Stated exercise:
For the listing underneath, give the count of lines containing the string "main" and nothing further.

====== Dataset ======

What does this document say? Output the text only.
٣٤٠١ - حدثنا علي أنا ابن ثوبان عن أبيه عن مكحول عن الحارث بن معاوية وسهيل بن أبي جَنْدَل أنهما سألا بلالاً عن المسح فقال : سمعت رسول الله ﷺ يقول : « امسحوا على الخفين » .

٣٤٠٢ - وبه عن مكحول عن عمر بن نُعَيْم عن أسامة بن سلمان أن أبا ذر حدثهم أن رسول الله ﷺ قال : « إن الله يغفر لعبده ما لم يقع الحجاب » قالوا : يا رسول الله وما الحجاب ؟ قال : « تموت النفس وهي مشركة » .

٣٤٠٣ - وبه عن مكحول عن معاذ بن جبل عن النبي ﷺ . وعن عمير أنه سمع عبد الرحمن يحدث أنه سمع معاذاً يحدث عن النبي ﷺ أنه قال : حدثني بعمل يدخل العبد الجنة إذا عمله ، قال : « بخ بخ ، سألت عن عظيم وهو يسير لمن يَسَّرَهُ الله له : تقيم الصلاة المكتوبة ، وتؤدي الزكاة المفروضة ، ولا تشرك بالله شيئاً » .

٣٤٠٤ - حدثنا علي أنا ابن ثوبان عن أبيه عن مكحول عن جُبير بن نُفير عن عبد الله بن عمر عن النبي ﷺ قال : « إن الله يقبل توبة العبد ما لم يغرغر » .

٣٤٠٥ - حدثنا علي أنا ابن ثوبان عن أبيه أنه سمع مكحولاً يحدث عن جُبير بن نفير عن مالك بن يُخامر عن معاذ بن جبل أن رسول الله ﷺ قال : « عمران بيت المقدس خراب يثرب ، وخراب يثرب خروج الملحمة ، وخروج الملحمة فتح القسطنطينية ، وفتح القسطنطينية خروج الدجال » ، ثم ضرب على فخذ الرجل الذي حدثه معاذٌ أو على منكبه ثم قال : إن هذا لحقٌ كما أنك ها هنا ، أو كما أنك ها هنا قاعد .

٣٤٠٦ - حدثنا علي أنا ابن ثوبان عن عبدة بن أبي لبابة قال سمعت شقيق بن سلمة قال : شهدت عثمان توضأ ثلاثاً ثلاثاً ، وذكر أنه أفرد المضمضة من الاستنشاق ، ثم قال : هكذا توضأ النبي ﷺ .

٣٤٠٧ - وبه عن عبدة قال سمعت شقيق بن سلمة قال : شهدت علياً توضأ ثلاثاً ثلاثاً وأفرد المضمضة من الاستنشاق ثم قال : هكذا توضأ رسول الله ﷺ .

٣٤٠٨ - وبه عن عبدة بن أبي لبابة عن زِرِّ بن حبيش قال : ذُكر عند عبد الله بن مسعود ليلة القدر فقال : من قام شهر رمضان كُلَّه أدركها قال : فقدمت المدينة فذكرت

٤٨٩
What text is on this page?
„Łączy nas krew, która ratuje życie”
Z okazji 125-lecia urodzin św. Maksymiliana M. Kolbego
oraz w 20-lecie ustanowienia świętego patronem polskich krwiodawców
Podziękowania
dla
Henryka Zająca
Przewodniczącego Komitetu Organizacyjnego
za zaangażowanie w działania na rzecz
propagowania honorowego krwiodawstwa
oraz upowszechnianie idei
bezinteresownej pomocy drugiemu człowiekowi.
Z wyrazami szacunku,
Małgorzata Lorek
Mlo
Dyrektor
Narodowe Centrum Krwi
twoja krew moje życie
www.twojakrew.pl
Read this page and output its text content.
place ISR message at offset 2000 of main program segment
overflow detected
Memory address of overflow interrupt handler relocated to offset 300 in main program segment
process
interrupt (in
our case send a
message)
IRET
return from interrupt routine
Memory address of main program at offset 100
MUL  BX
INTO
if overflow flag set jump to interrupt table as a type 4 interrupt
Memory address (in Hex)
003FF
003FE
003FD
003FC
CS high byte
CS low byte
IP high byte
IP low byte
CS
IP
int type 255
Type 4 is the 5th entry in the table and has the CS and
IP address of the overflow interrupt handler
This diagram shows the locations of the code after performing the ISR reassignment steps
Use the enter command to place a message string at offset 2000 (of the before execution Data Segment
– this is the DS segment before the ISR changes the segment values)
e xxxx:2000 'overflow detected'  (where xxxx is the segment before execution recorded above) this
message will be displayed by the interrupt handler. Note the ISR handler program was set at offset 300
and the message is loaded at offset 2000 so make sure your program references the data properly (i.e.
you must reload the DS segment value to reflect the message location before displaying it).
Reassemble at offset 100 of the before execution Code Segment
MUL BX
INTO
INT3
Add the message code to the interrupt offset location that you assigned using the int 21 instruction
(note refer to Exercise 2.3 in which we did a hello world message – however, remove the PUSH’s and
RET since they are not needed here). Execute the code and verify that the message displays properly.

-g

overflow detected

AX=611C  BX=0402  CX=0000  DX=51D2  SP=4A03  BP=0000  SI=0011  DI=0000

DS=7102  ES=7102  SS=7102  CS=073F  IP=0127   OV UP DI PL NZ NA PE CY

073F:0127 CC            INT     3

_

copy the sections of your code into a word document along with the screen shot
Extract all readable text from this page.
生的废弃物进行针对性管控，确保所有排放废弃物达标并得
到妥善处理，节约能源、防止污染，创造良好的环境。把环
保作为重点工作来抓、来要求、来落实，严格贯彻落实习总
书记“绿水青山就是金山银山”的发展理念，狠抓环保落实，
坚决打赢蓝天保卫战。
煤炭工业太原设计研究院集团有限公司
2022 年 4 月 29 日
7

======

Result of the exercise:
3